実施タスク. 搭載OS、CPU、メモリ構成を解説した本文を、最後の段落の後から続けて書いてください。

搭載OSはWindows 10 Proで、工場出荷時にプリインストールされているバージョンは「May 2020 Update」となります。現行バージョンとなる「October 2020 Update」への更新は差分アップデート扱いとなっているため、Windows Update経由ですぐに完了します。英語や中国語など複数のロケールが収録されたマルチランゲージ版ですが、日本語は収録されていないので初期設定後、日本語ランゲージパックを設定から適用する必要があります。

CPUはGemini Lake世代のデスクトップ用CPUであるCeleron J4105を搭載しています。CPUの性能を計測する「PASSMARK」の公表スコアは2,969で、これは第6世代Core i5-6200UやUMPCなどに採用されているCore m3 8100Yとほぼ同等となっており、WEBブラウジングやMicrosoft Officeといったビジネスアプリの利用を快適にこなせる性能です。

RAMは6GB、内蔵ストレージは64GB eMMCという構成です。RAMに関しては、十分な容量が搭載されていますが、ストレージに関しては(SSD搭載が無理であったとしても)贅沢を言うのであれば128GBはほしかったところです。Windows Updateにも対応できる容量ですが、用途によってはMicroSDカードや外付けハードディスク/SSDを併用するとより快適に使えると思います。

提示資料.
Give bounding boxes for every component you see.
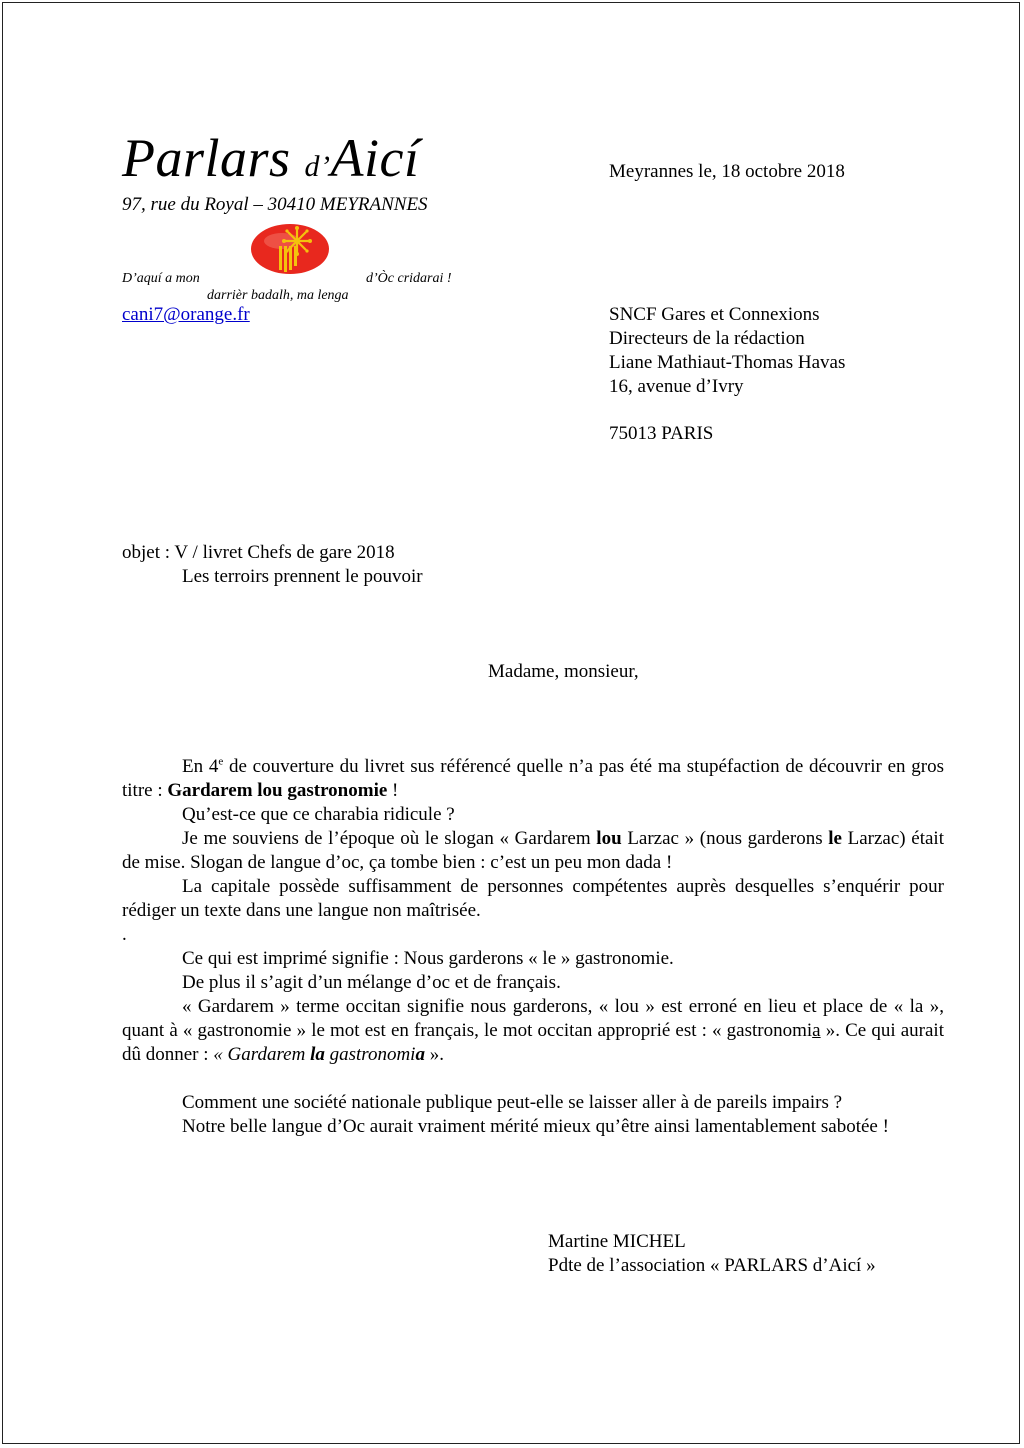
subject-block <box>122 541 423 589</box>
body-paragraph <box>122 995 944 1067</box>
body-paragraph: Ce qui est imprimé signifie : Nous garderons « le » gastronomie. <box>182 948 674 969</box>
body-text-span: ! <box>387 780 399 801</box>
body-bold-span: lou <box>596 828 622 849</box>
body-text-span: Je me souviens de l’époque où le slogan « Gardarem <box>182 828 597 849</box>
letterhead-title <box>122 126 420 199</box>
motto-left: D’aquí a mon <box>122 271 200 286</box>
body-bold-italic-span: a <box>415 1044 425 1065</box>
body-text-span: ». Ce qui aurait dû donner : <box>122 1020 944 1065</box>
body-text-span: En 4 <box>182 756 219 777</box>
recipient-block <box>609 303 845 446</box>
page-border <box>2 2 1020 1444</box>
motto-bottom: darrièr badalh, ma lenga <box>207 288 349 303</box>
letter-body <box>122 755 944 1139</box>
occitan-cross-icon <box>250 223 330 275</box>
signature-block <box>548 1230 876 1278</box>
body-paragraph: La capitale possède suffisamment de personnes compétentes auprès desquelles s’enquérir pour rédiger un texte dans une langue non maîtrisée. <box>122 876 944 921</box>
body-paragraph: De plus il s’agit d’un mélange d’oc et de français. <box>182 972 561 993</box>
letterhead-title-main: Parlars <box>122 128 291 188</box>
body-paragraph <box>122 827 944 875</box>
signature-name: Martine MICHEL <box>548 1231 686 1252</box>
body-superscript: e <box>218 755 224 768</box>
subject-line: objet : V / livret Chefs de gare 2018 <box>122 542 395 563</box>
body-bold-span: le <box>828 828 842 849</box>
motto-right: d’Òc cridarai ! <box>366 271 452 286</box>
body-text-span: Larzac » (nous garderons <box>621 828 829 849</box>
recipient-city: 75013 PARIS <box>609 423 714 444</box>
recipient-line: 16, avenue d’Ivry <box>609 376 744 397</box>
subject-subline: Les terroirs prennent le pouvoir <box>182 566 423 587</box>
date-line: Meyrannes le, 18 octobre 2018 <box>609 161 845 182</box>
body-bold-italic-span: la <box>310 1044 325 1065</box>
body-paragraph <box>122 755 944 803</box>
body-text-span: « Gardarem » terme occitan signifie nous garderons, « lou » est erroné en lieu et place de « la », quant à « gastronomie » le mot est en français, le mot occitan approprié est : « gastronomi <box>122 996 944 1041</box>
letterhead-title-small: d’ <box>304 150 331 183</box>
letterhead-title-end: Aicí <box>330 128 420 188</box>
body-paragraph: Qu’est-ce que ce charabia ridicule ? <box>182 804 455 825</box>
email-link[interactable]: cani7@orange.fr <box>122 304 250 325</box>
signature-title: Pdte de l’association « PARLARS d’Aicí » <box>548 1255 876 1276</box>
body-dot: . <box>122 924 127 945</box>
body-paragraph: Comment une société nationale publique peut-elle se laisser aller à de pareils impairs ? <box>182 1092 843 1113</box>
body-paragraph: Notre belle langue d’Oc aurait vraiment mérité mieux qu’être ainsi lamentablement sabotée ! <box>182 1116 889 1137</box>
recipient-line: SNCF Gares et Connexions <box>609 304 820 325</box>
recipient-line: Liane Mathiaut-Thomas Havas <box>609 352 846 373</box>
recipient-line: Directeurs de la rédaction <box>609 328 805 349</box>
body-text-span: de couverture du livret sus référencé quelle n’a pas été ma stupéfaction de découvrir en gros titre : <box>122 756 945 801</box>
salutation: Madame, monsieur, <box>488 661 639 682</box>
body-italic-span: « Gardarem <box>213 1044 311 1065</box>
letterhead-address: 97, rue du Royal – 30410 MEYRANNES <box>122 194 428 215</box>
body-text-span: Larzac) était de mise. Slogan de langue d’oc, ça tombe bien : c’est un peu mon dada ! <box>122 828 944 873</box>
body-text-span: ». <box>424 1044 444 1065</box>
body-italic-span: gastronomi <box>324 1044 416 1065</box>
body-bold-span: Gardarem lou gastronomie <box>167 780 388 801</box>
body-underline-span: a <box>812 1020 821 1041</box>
* * *
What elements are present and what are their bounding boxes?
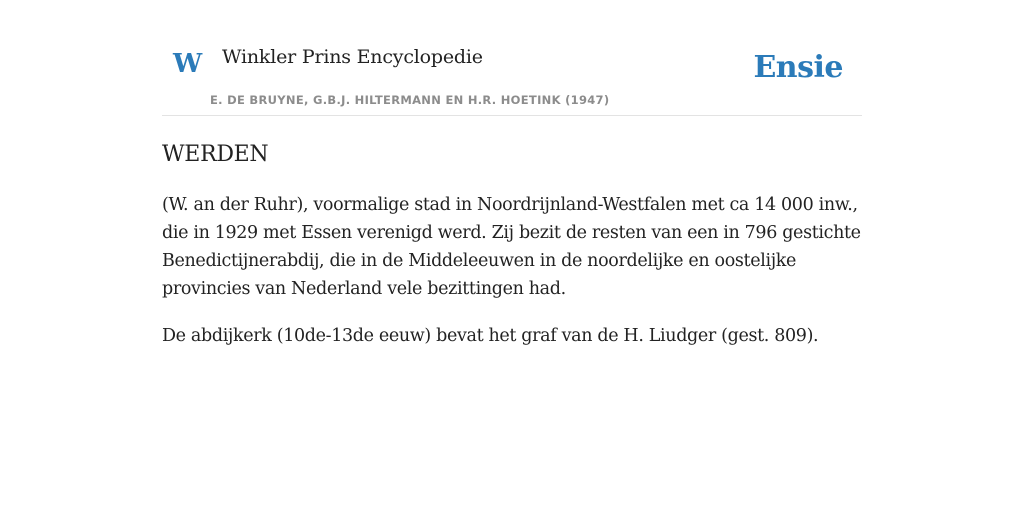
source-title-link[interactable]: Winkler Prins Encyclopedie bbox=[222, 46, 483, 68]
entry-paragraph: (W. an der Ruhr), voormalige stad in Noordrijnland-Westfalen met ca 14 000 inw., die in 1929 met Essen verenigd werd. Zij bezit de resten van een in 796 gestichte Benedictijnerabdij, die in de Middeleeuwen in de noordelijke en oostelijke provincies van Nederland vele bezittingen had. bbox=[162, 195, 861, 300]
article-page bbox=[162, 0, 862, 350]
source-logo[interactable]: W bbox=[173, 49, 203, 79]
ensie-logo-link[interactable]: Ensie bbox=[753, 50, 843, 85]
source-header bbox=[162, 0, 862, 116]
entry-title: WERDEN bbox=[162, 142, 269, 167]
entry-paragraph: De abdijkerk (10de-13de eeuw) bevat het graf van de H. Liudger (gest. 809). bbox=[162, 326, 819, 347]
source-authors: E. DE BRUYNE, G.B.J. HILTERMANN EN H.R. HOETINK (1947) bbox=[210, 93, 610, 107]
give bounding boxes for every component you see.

回答内容.
ディスプレイは10,1インチIPS、解像度はWUXGA(1,920 x 1,200)で、10ポイントマルチタッチをサポートします。使用感の箇所でも後述いたしますが、発色が美しく動画コンテンツビューアーとしても大いに活躍できる品質です。

入出力ポート類は充実しており、USB 3.0 x 4、RS-232C、HDMI、LAN(RJ45)、MicroSDカードリーダー、3.5 mmイヤホンジャックが備わっています。前モデルであるPIPO X10では搭載されていなかったRS-232Cシリアルポートが追加されていますが、これはエンジニアリング用途を想定してのものなのでしょうか・・・

バッテリー容量は10,000mAhと大容量のものが搭載されています。この機種自体モバイル用途での利用を想定しているわけではなさそうですが、せっかく大容量バッテリーを搭載しているのでモバイルデスクトップ(!?)として持ち出して使ってみたいと思います。

システム情報
ストレージ情報
PIPO X10sのシステム情報です。Windows 10 ProのバージョンはMay 2020 Update(20H1)が適用された状態です。CPUは前モデルであるAtom x5-Z8300からGemini Lake世代のCeleron J4105にアップデートされています。

前モデルのPIPO X10の発売が今から5年前の2016年だったので順当なアップデートとなっていますが、ストレージに関しては64GB eMMCと据え置きのままになっている点がやはり気になりました。

2.筐体

付属品
付属品は保証書と電源アダプター(海外仕様)のみとなっており、今回のレビュー機ではマニュアルは付属していませんでした。変わったPCではありますが、ものとしては通常のWindows 10搭載PCそのものなので、特にマニュアルを見なくても困ることはないでしょう。変換プラグはBanggoodのサービス品です。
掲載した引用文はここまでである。